• [Exercise details] Whenever a line contains the string "あなたのブログを紹介しませんか", copy it out of the entries.
## Start Records
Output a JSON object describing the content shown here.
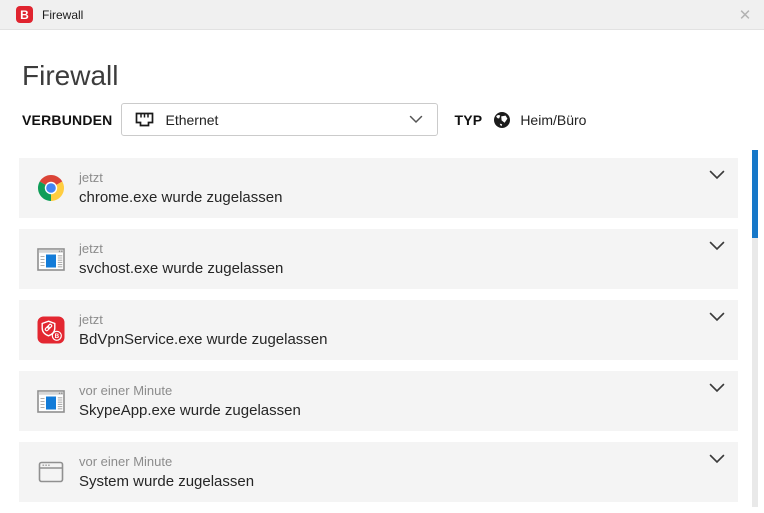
{
  "titlebar": {
    "app_initial": "B",
    "title": "Firewall",
    "close_glyph": "✕"
  },
  "main": {
    "heading": "Firewall"
  },
  "connection": {
    "connected_label": "VERBUNDEN",
    "network_name": "Ethernet",
    "type_label": "TYP",
    "type_value": "Heim/Büro"
  },
  "events": [
    {
      "icon": "chrome-icon",
      "time": "jetzt",
      "message": "chrome.exe wurde zugelassen"
    },
    {
      "icon": "windows-exe-icon",
      "time": "jetzt",
      "message": "svchost.exe wurde zugelassen"
    },
    {
      "icon": "bitdefender-vpn-icon",
      "time": "jetzt",
      "message": "BdVpnService.exe wurde zugelassen"
    },
    {
      "icon": "windows-exe-icon",
      "time": "vor einer Minute",
      "message": "SkypeApp.exe wurde zugelassen"
    },
    {
      "icon": "system-window-icon",
      "time": "vor einer Minute",
      "message": "System wurde zugelassen"
    }
  ],
  "colors": {
    "brand_red": "#e0242f",
    "accent_blue": "#1677c8",
    "row_background": "#f4f4f4"
  }
}
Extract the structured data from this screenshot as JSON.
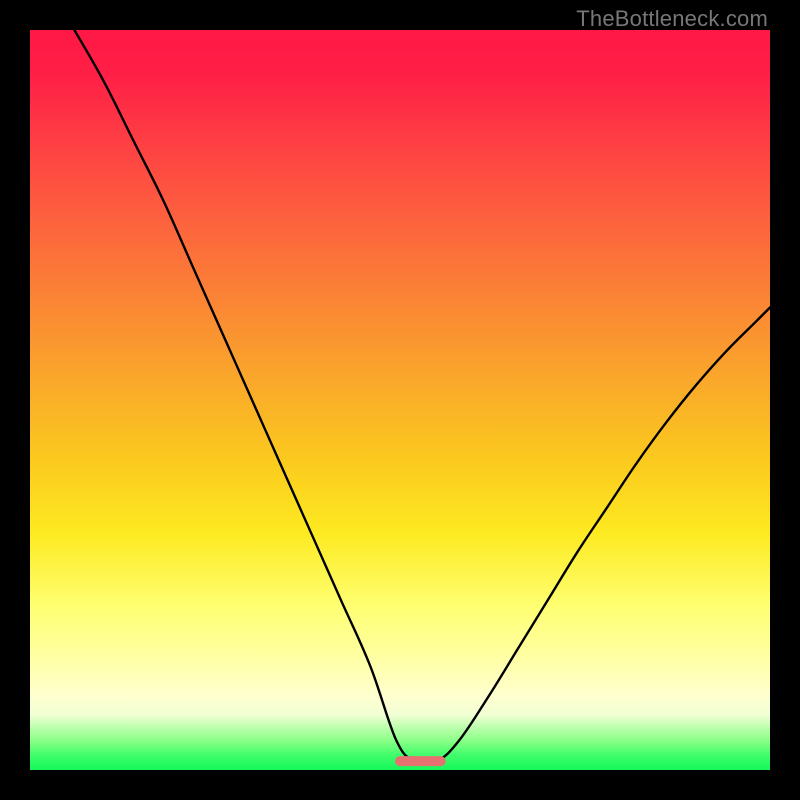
{
  "watermark": "TheBottleneck.com",
  "chart_data": {
    "type": "line",
    "title": "",
    "xlabel": "",
    "ylabel": "",
    "xlim": [
      0,
      1
    ],
    "ylim": [
      0,
      1
    ],
    "grid": false,
    "legend": false,
    "annotations": [],
    "description": "V-shaped curve on a vertical rainbow gradient background; left branch descends steeply from top-left to a flat trough near x≈0.50–0.55 at y≈0.01, right branch rises to mid-height at the right edge. A small reddish marker segment sits at the trough.",
    "series": [
      {
        "name": "curve",
        "x": [
          0.06,
          0.1,
          0.14,
          0.18,
          0.22,
          0.26,
          0.3,
          0.34,
          0.38,
          0.42,
          0.46,
          0.495,
          0.52,
          0.55,
          0.58,
          0.62,
          0.66,
          0.7,
          0.74,
          0.78,
          0.82,
          0.86,
          0.9,
          0.94,
          0.98,
          1.0
        ],
        "y": [
          1.0,
          0.93,
          0.85,
          0.77,
          0.68,
          0.59,
          0.5,
          0.41,
          0.32,
          0.23,
          0.14,
          0.04,
          0.012,
          0.012,
          0.04,
          0.1,
          0.165,
          0.23,
          0.295,
          0.355,
          0.415,
          0.47,
          0.52,
          0.565,
          0.605,
          0.625
        ]
      }
    ],
    "trough_marker": {
      "x_start": 0.5,
      "x_end": 0.555,
      "y": 0.012,
      "color": "#e77070"
    }
  }
}
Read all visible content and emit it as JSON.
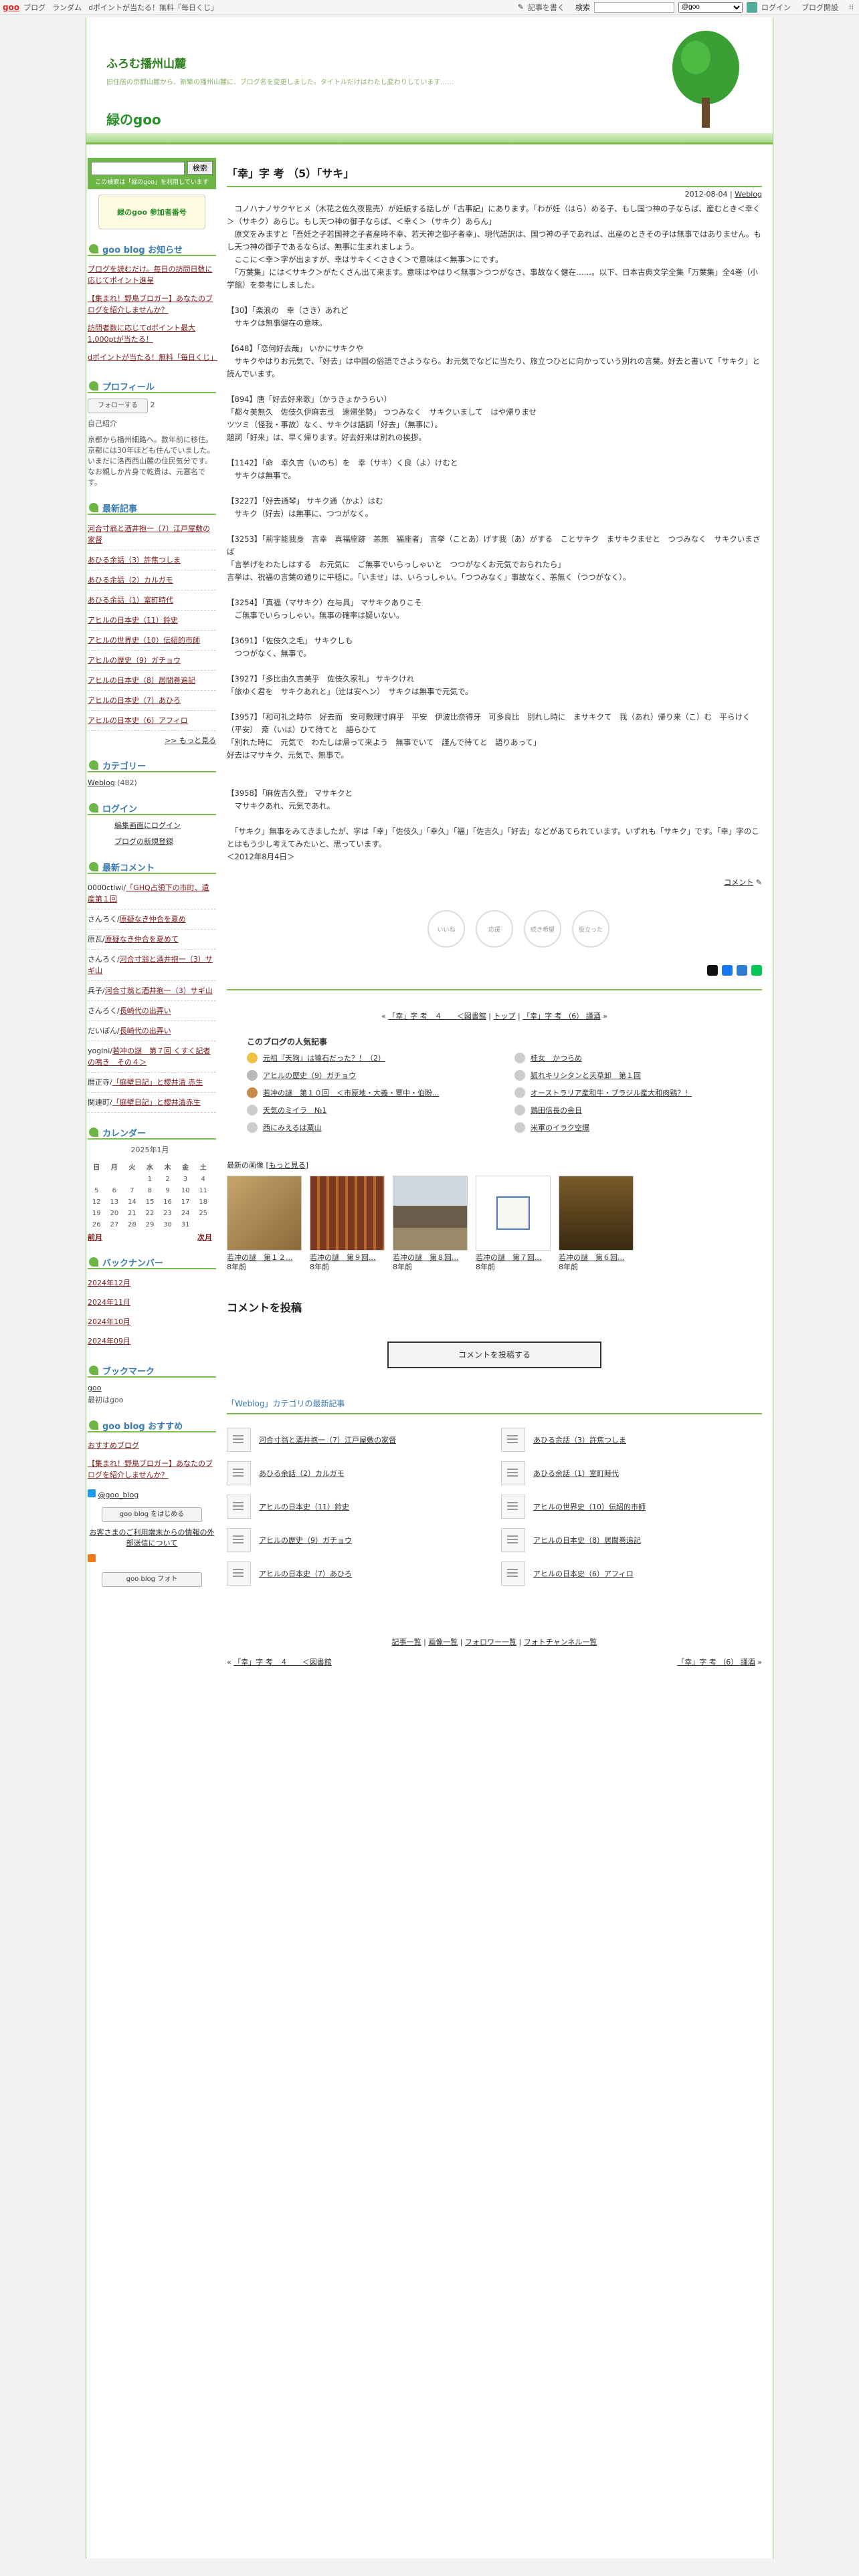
{
  "topbar": {
    "logo": "goo",
    "links": [
      "ブログ",
      "ランダム",
      "dポイントが当たる！無料「毎日くじ」"
    ],
    "write": "記事を書く",
    "search_label": "検索",
    "select": "@goo",
    "login": "ログイン",
    "blog_start": "ブログ開設"
  },
  "header": {
    "title": "ふろむ播州山麓",
    "desc": "旧住居の京都山麓から、新築の播州山麓に、ブログ名を変更しました。タイトルだけはわたし変わりしています……",
    "logo": "緑のgoo"
  },
  "side": {
    "search_btn": "検索",
    "search_note": "この検索は「緑のgoo」を利用しています",
    "badge": "緑のgoo 参加者番号",
    "h_notice": "goo blog お知らせ",
    "notices": [
      "ブログを読むだけ。毎日の訪問日数に応じてポイント進呈",
      "【集まれ！野鳥ブロガー】あなたのブログを紹介しませんか？",
      "訪問者数に応じてdポイント最大1,000ptが当たる！",
      "dポイントが当たる！無料「毎日くじ」"
    ],
    "h_profile": "プロフィール",
    "follow": "フォローする",
    "follow_count": "2",
    "profile_label": "自己紹介",
    "profile": "京都から播州細路へ。数年前に移住。京都には30年ほども住んでいました。いまだに洛西西山麓の住民気分です。なお親しか片身で乾貴は、元塞名です。",
    "h_recent": "最新記事",
    "recent": [
      "河合寸翁と酒井抱一（7）江戸屋敷の家督",
      "あひる余話（3）許焦つしま",
      "あひる余話（2）カルガモ",
      "あひる余話（1）室町時代",
      "アヒルの日本史（11）鈴史",
      "アヒルの世界史（10）伝紹的市師",
      "アヒルの歴史（9）ガチョウ",
      "アヒルの日本史（8）居間巻追記",
      "アヒルの日本史（7）あひろ",
      "アヒルの日本史（6）アフィロ"
    ],
    "more": ">> もっと見る",
    "h_category": "カテゴリー",
    "category": "Weblog",
    "category_count": "(482)",
    "h_login": "ログイン",
    "login_link": "編集画面にログイン",
    "register": "ブログの新規登録",
    "h_comments": "最新コメント",
    "comments": [
      [
        "0000ctlwi",
        "「GHQ占領下の市町、遺産第１回"
      ],
      [
        "さんろく",
        "原疑なき仲合を夏め"
      ],
      [
        "原瓦",
        "原疑なき仲合を夏めて"
      ],
      [
        "さんろく",
        "河合寸翁と酒井抱一（3）サギ山"
      ],
      [
        "兵子",
        "河合寸翁と酒井抱一（3）サギ山"
      ],
      [
        "さんろく",
        "長崎代の出弄い"
      ],
      [
        "だいぼん",
        "長崎代の出弄い"
      ],
      [
        "yogini",
        "若冲の謎　第７回 くすく記者の鳴き　その４＞"
      ],
      [
        "暦正寺",
        "「庭壁日記」と櫻井清 赤生"
      ],
      [
        "関連町",
        "「庭壁日記」と櫻井清赤生"
      ]
    ],
    "h_calendar": "カレンダー",
    "cal_month": "2025年1月",
    "cal_days": [
      "日",
      "月",
      "火",
      "水",
      "木",
      "金",
      "土"
    ],
    "cal_rows": [
      [
        "",
        "",
        "",
        "1",
        "2",
        "3",
        "4"
      ],
      [
        "5",
        "6",
        "7",
        "8",
        "9",
        "10",
        "11"
      ],
      [
        "12",
        "13",
        "14",
        "15",
        "16",
        "17",
        "18"
      ],
      [
        "19",
        "20",
        "21",
        "22",
        "23",
        "24",
        "25"
      ],
      [
        "26",
        "27",
        "28",
        "29",
        "30",
        "31",
        ""
      ]
    ],
    "cal_prev": "前月",
    "cal_next": "次月",
    "h_backnumber": "バックナンバー",
    "backnumbers": [
      "2024年12月",
      "2024年11月",
      "2024年10月",
      "2024年09月"
    ],
    "h_bookmark": "ブックマーク",
    "bookmark": "goo",
    "bookmark_sub": "最初はgoo",
    "h_recommend": "goo blog おすすめ",
    "recommend": [
      "おすすめブログ",
      "【集まれ！野鳥ブロガー】あなたのブログを紹介しませんか？"
    ],
    "twitter": "@goo_blog",
    "start_btn": "goo blog をはじめる",
    "ext_link": "お客さまのご利用端末からの情報の外部送信について",
    "photo_btn": "goo blog フォト"
  },
  "main": {
    "title": "「幸」字 考 （5）「サキ」",
    "date": "2012-08-04",
    "cat": "Weblog",
    "body": "　コノハナノサクヤヒメ（木花之佐久夜毘売）が妊娠する話しが「古事記」にあります。「わが妊（はら）める子、もし国つ神の子ならば、産むとき＜幸く＞（サキク）あらじ。もし天つ神の御子ならば、＜幸く＞（サキク）あらん」\n　原文をみますと「吾妊之子若国神之子者産時不幸、若天神之御子者幸」、現代語訳は、国つ神の子であれば、出産のときその子は無事ではありません。もし天つ神の御子であるならば、無事に生まれましょう。\n　ここに＜幸＞字が出ますが、幸はサキく＜さきく＞で意味は＜無事＞にです。\n　「万葉集」には＜サキク＞がたくさん出て来ます。意味はやはり＜無事＞つつがなさ、事故なく健在……。以下、日本古典文学全集「万葉集」全4巻（小学館）を参考にしました。\n\n【30】「楽浪の　幸（さき）あれど\n　サキクは無事健在の意味。\n\n【648】「恋何好去哉」 いかにサキクや\n　サキクやはりお元気で、「好去」は中国の俗語でさようなら。お元気でなどに当たり、旅立つひとに向かっていう別れの言葉。好去と書いて「サキク」と読んでいます。\n\n【894】唐「好去好来歌」（かうきょかうらい）\n「都々美無久　佐伎久伊麻志弖　速帰坐勢」 つつみなく　サキクいまして　はや帰りませ\nツツミ（怪我・事故）なく、サキクは語調「好去」（無事に）。\n題詞「好来」は、早く帰ります。好去好来は別れの挨拶。\n\n【1142】「命　幸久吉（いのち）を　幸（サキ）く良（よ）けむと\n　サキクは無事で。\n\n【3227】「好去通琴」 サキク通（かよ）はむ\n　サキク（好去）は無事に、つつがなく。\n\n【3253】「荊宇能我身　言幸　真福座跡　恙無　福座者」 言挙（ことあ）げす我（あ）がする　ことサキク　まサキクませと　つつみなく　サキクいまさば\n「言挙げをわたしはする　お元気に　ご無事でいらっしゃいと　つつがなくお元気でおられたら」\n言挙は、祝福の言葉の通りに平穏に。「いませ」は、いらっしゃい。「つつみなく」事故なく、恙無く（つつがなく）。\n\n【3254】「真福（マサキク）在与具」 マサキクありこそ\n　ご無事でいらっしゃい。無事の確率は疑いない。\n\n【3691】「佐伎久之毛」 サキクしも\n　つつがなく、無事で。\n\n【3927】「多比由久吉美乎　佐伎久家礼」 サキクけれ\n「旅ゆく君を　サキクあれと」（辻は安ヘン）　サキクは無事で元気で。\n\n【3957】「和可礼之時尓　好去而　安可敷理寸麻乎　平安　伊波比奈得牙　可多良比　別れし時に　まサキクて　我（あれ）帰り来（こ）む　平らけく（平安）　斎（いは）ひて待てと　語らひて\n「別れた時に　元気で　わたしは帰って来よう　無事でいて　謹んで待てと　語りあって」\n好去はマサキク、元気で、無事で。\n\n\n【3958】「麻佐吉久登」 マサキクと\n　マサキクあれ、元気であれ。\n\n　「サキク」無事をみてきましたが、字は「幸」「佐伎久」「幸久」「福」「佐吉久」「好去」などがあてられています。いずれも「サキク」です。「幸」字のことはもう少し考えてみたいと、思っています。\n＜2012年8月4日＞",
    "comment_link": "コメント",
    "reactions": [
      "いいね",
      "応援",
      "続き希望",
      "役立った"
    ],
    "prev": "「幸」字 考　４　　＜図書館",
    "top": "トップ",
    "next": "「幸」字 考 （6） 謹酒",
    "pop_title": "このブログの人気記事",
    "popular": [
      "元祖『天狗』は猿石だった？！（2）",
      "アヒルの歴史（9）ガチョウ",
      "若冲の謎　第１０回　＜市原地・大義・覃中・伯盼...",
      "天気のミイラ　№1",
      "西にみえるは粟山",
      "桂女　かつらめ",
      "狐れキリシタンと天草卸　第１回",
      "オーストラリア産和牛・ブラジル産大和肉鶏？！",
      "鶏田信長の舎日",
      "米軍のイラク空爆"
    ],
    "recent_images": "最新の画像",
    "more_images": "もっと見る",
    "thumbs": [
      [
        "若冲の謎　第１２...",
        "8年前"
      ],
      [
        "若冲の謎　第９回...",
        "8年前"
      ],
      [
        "若冲の謎　第８回...",
        "8年前"
      ],
      [
        "若冲の謎　第７回...",
        "8年前"
      ],
      [
        "若冲の謎　第６回...",
        "8年前"
      ]
    ],
    "post_comment": "コメントを投稿",
    "post_btn": "コメントを投稿する",
    "cat_latest": "「Weblog」カテゴリの最新記事",
    "cat_items": [
      "河合寸翁と酒井抱一（7）江戸屋敷の家督",
      "あひる余話（3）許焦つしま",
      "あひる余話（2）カルガモ",
      "あひる余話（1）室町時代",
      "アヒルの日本史（11）鈴史",
      "アヒルの世界史（10）伝紹的市師",
      "アヒルの歴史（9）ガチョウ",
      "アヒルの日本史（8）居間巻追記",
      "アヒルの日本史（7）あひろ",
      "アヒルの日本史（6）アフィロ"
    ],
    "footnav": [
      "記事一覧",
      "画像一覧",
      "フォロワー一覧",
      "フォトチャンネル一覧"
    ],
    "foot_prev": "「幸」字 考　４　　＜図書館",
    "foot_next": "「幸」字 考 （6） 謹酒"
  },
  "colors": {
    "accent": "#7cbf4a",
    "heading": "#3a7ab0",
    "link_dark": "#7b1b1b"
  }
}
## End Records
• [Final answer]
      "【集まれ！野鳥ブロガー】あなたのブログを紹介しませんか？",
      "【集まれ！野鳥ブロガー】あなたのブログを紹介しませんか？"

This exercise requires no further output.